▶ _What is asked_: State how many lines include "JSON", giving the number by itself.

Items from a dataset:
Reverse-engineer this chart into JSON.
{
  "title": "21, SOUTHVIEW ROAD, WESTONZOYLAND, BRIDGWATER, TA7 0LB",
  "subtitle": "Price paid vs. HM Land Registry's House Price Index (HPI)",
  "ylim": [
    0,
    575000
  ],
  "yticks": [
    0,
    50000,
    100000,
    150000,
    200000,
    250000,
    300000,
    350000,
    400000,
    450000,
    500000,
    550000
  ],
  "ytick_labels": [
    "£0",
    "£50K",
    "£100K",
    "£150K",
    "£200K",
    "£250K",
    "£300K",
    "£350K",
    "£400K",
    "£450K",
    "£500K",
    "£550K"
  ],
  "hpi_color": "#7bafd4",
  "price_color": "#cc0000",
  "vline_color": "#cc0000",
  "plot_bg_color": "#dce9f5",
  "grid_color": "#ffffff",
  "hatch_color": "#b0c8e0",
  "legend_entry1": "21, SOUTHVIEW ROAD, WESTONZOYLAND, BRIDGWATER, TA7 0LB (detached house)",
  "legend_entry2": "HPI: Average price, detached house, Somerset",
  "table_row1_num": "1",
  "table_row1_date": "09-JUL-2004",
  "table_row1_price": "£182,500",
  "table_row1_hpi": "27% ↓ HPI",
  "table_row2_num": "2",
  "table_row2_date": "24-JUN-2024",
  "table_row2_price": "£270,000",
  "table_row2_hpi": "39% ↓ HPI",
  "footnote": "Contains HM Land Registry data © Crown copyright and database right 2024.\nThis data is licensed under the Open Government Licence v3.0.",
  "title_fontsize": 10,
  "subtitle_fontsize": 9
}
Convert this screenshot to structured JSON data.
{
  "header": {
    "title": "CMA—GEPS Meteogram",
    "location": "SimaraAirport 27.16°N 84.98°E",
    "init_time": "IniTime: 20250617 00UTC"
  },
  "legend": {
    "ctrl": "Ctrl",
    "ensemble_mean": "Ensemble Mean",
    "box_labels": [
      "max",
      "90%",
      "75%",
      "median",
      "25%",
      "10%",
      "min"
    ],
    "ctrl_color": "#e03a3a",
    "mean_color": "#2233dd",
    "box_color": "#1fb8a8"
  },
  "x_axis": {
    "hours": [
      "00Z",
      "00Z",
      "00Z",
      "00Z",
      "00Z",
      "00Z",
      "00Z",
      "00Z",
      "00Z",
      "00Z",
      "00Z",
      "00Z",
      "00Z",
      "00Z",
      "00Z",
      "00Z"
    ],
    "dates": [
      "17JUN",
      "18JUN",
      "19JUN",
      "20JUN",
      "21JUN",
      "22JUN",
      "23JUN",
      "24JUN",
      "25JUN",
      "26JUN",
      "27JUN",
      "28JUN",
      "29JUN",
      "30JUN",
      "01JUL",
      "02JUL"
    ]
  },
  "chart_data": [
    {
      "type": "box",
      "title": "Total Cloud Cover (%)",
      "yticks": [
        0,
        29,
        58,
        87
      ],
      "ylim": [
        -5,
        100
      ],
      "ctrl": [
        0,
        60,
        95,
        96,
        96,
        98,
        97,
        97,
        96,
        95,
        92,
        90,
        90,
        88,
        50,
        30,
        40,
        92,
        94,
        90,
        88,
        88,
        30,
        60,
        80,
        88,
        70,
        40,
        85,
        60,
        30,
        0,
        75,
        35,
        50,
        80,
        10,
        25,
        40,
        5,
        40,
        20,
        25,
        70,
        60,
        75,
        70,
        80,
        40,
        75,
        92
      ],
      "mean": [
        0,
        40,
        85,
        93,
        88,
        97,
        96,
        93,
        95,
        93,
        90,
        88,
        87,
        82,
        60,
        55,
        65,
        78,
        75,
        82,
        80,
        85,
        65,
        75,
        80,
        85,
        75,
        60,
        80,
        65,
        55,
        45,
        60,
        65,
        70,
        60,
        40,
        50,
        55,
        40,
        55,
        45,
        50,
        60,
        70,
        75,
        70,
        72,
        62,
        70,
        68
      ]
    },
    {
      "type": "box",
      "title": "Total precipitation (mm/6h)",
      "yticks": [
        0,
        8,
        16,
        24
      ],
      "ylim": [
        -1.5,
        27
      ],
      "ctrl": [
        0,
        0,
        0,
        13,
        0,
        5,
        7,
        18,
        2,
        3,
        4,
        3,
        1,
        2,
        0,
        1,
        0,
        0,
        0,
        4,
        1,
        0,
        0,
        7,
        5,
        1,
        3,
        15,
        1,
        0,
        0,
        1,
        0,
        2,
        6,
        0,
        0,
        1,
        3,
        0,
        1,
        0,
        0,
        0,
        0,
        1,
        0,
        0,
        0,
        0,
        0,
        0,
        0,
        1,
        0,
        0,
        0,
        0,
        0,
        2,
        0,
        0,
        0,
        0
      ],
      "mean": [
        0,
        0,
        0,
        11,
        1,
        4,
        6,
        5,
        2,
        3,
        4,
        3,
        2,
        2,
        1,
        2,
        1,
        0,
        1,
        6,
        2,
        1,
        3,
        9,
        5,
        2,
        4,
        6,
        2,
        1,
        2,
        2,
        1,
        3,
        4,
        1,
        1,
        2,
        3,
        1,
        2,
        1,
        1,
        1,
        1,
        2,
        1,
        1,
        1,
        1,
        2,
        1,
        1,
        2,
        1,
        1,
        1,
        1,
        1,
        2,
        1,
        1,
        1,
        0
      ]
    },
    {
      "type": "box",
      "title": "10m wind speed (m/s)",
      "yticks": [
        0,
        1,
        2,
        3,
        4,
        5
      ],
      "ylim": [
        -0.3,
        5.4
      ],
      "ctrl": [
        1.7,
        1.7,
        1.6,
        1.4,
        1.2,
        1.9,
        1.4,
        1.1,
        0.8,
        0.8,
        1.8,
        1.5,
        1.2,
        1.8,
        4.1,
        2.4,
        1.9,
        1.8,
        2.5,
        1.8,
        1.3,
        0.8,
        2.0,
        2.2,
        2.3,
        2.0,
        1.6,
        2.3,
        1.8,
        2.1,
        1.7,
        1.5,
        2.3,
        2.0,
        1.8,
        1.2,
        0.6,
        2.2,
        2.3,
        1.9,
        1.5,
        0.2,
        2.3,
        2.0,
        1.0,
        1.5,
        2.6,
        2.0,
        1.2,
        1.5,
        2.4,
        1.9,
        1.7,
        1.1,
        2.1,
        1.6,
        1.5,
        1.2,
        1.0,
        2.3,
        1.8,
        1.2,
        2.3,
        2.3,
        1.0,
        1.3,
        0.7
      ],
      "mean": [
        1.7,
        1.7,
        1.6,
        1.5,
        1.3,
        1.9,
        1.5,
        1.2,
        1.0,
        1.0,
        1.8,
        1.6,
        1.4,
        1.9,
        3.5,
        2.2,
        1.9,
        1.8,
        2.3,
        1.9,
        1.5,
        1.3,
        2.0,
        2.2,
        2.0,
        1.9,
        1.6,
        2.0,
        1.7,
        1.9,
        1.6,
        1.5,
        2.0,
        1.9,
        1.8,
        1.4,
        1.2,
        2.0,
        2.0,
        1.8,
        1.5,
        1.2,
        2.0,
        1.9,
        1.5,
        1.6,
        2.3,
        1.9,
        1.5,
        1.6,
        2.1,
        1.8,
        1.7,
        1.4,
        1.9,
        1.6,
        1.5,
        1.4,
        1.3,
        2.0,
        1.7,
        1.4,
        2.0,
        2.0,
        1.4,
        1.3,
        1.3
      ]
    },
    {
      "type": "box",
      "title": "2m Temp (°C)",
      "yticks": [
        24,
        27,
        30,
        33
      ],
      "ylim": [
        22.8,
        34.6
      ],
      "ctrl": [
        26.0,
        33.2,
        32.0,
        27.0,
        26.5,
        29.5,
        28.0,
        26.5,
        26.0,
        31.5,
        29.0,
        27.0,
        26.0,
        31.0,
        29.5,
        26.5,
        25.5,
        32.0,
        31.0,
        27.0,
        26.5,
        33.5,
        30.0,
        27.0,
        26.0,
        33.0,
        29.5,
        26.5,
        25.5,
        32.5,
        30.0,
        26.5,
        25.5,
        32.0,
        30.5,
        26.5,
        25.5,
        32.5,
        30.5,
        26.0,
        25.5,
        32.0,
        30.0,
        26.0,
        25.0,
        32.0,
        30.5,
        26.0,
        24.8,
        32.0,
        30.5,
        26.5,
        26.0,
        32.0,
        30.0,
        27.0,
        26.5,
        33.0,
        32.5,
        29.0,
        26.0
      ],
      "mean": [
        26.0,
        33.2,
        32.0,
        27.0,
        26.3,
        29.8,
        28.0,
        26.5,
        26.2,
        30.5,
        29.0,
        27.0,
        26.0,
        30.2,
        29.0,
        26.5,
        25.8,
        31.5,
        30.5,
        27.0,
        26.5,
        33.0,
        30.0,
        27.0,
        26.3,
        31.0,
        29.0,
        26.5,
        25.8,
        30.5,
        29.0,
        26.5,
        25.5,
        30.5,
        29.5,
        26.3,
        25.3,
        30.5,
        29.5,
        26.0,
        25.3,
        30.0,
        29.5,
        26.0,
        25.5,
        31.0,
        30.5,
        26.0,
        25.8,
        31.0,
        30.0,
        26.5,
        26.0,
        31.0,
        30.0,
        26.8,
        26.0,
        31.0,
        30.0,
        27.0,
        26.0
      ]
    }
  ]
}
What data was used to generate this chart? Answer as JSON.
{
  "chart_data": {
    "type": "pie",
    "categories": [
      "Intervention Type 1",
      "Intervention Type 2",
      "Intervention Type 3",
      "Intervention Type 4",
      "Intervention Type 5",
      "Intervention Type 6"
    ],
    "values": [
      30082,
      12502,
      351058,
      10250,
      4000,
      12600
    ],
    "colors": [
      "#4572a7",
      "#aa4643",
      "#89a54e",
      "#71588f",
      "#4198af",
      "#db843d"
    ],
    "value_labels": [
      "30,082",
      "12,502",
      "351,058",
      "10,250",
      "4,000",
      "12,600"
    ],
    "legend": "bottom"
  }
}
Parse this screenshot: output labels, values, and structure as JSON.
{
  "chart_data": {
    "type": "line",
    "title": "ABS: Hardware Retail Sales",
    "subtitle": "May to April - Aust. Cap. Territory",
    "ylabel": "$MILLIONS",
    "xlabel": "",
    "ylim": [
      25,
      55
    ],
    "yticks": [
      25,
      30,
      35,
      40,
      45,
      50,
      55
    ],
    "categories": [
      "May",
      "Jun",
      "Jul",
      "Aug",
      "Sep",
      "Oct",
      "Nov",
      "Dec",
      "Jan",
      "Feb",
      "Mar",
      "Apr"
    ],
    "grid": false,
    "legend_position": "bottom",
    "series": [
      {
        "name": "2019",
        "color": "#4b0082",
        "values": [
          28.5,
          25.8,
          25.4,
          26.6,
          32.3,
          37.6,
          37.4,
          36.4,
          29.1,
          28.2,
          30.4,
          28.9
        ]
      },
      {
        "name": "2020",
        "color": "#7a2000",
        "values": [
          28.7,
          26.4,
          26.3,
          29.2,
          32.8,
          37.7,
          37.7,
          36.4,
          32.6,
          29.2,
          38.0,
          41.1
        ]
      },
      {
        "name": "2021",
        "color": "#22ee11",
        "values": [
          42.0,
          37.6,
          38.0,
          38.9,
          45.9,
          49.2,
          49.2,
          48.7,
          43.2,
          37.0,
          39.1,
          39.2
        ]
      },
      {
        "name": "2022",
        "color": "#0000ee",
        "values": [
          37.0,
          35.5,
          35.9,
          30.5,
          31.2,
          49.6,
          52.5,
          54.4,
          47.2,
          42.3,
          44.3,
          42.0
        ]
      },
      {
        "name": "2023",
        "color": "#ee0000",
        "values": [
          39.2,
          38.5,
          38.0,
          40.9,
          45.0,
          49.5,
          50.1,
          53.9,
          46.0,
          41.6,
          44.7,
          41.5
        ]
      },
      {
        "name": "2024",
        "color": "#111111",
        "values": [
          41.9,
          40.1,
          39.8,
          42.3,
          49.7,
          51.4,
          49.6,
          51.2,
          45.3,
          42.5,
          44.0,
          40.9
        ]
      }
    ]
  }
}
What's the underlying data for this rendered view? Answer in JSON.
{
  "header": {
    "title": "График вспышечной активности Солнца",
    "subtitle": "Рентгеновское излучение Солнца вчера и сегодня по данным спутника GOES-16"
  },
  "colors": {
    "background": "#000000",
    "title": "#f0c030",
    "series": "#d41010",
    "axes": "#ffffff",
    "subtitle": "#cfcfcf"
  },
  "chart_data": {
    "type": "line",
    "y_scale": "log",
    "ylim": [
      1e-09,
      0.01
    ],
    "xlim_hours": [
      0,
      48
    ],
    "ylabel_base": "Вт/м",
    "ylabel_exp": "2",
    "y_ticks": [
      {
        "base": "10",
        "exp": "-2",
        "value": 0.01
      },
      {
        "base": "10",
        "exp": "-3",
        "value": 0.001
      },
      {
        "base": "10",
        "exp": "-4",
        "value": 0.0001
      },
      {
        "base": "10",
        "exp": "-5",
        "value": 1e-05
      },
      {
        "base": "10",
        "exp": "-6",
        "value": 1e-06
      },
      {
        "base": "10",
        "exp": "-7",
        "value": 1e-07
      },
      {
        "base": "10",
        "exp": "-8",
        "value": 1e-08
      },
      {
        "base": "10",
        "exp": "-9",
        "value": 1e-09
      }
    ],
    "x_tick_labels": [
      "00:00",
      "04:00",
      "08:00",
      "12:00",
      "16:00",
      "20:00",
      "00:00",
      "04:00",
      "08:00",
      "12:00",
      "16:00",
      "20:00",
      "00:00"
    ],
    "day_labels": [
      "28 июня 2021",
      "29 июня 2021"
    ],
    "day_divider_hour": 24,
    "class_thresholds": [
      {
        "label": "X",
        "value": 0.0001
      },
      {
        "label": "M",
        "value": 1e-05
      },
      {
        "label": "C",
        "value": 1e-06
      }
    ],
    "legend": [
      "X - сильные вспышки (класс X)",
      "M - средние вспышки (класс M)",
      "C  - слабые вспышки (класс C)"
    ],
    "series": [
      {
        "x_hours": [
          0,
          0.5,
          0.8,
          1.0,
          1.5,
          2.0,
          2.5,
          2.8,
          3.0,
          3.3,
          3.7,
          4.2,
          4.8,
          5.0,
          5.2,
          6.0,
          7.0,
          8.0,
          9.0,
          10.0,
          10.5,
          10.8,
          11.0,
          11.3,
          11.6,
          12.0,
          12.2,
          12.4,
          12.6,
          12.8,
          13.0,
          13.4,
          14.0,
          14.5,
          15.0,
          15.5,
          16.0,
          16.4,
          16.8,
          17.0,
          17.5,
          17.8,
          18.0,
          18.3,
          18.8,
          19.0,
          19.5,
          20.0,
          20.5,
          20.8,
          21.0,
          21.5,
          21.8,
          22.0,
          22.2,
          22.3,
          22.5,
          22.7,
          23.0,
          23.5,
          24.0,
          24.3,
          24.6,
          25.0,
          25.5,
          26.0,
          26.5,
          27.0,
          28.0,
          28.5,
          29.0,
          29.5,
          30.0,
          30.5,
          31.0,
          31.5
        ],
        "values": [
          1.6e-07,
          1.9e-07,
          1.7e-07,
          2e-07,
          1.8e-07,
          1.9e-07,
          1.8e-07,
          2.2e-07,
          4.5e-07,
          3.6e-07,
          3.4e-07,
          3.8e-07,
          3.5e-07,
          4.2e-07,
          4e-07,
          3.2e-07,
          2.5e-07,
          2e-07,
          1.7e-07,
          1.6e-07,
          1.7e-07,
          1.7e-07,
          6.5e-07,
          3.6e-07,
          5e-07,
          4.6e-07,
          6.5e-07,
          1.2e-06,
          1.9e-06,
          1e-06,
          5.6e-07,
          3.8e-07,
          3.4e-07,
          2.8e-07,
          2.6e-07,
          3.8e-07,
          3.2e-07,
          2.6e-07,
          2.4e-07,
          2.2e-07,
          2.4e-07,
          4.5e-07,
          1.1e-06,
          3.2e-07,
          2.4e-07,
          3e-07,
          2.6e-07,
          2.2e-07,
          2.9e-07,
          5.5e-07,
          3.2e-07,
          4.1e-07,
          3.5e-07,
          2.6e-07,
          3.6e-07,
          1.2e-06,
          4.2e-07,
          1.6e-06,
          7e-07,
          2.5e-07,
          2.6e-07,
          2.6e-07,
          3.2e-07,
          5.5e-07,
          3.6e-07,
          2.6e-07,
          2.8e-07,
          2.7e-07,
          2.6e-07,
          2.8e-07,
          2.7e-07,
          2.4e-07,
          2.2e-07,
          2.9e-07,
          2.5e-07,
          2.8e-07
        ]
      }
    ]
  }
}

▶ _Task response_: 5